• **Aim**: Write out the data below exactly as given, without any of its pictures.

----

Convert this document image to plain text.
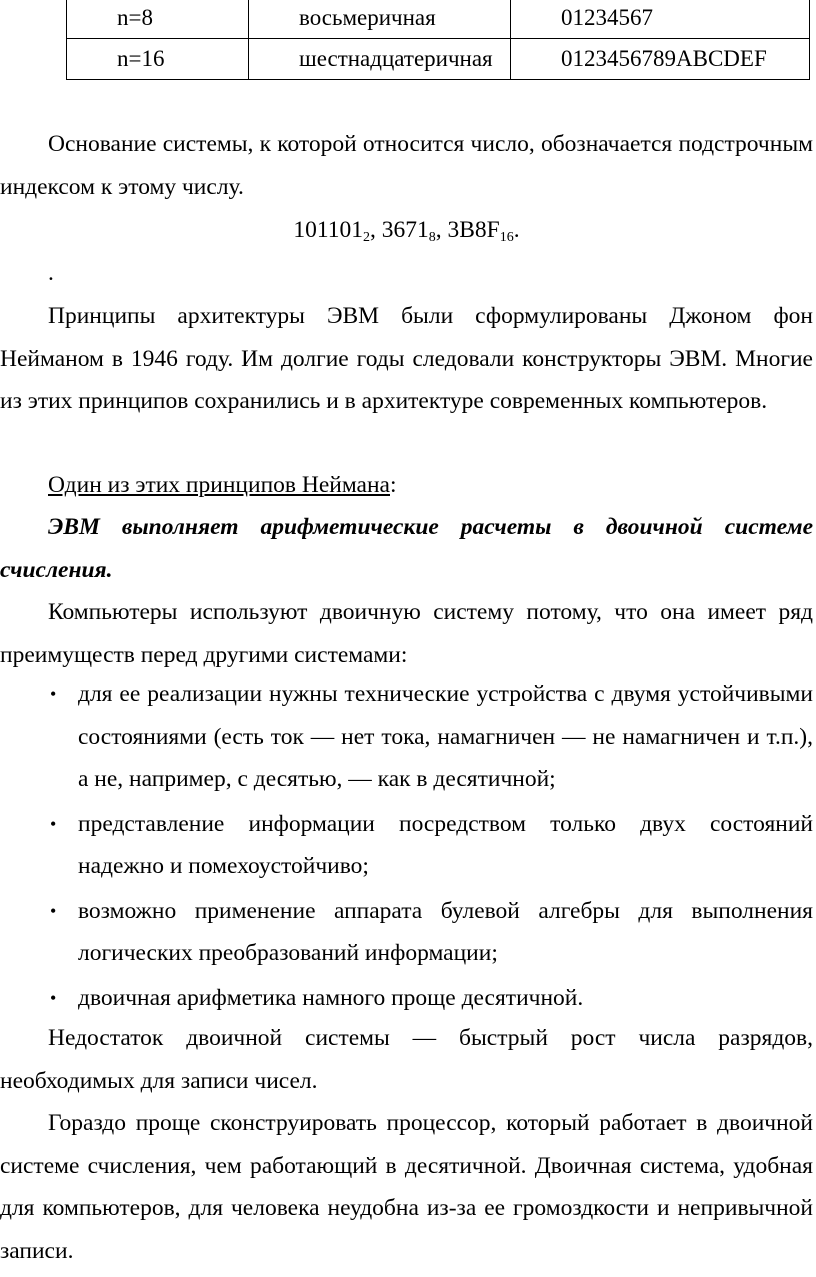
n=8	восьмеричная	01234567
n=16	шестнадцатеричная	0123456789ABCDEF

Основание системы, к которой относится число, обозначается подстрочным индексом к этому числу.

$101101_2$, $3671_8$, $3B8F_{16}$.

.

Принципы архитектуры ЭВМ были сформулированы Джоном фон Нейманом в 1946 году. Им долгие годы следовали конструкторы ЭВМ. Многие из этих принципов сохранились и в архитектуре современных компьютеров.

Один из этих принципов Неймана:

ЭВМ выполняет арифметические расчеты в двоичной системе счисления.

Компьютеры используют двоичную систему потому, что она имеет ряд преимуществ перед другими системами:

• для ее реализации нужны технические устройства с двумя устойчивыми состояниями (есть ток — нет тока, намагничен — не намагничен и т.п.), а не, например, с десятью, — как в десятичной;
• представление информации посредством только двух состояний надежно и помехоустойчиво;
• возможно применение аппарата булевой алгебры для выполнения логических преобразований информации;
• двоичная арифметика намного проще десятичной.

Недостаток двоичной системы — быстрый рост числа разрядов, необходимых для записи чисел.

Гораздо проще сконструировать процессор, который работает в двоичной системе счисления, чем работающий в десятичной. Двоичная система, удобная для компьютеров, для человека неудобна из-за ее громоздкости и непривычной записи.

----

• **Solution for this problem**:
Convert this document image to plain text.
n=8	восьмеричная	01234567
n=16	шестнадцатеричная	0123456789ABCDEF

Основание системы, к которой относится число, обозначается подстрочным индексом к этому числу.

$101101_2$, $3671_8$, $3B8F_{16}$.

.

Принципы архитектуры ЭВМ были сформулированы Джоном фон Нейманом в 1946 году. Им долгие годы следовали конструкторы ЭВМ. Многие из этих принципов сохранились и в архитектуре современных компьютеров.

Один из этих принципов Неймана:

ЭВМ выполняет арифметические расчеты в двоичной системе счисления.

Компьютеры используют двоичную систему потому, что она имеет ряд преимуществ перед другими системами:

• для ее реализации нужны технические устройства с двумя устойчивыми состояниями (есть ток — нет тока, намагничен — не намагничен и т.п.), а не, например, с десятью, — как в десятичной;
• представление информации посредством только двух состояний надежно и помехоустойчиво;
• возможно применение аппарата булевой алгебры для выполнения логических преобразований информации;
• двоичная арифметика намного проще десятичной.

Недостаток двоичной системы — быстрый рост числа разрядов, необходимых для записи чисел.

Гораздо проще сконструировать процессор, который работает в двоичной системе счисления, чем работающий в десятичной. Двоичная система, удобная для компьютеров, для человека неудобна из-за ее громоздкости и непривычной записи.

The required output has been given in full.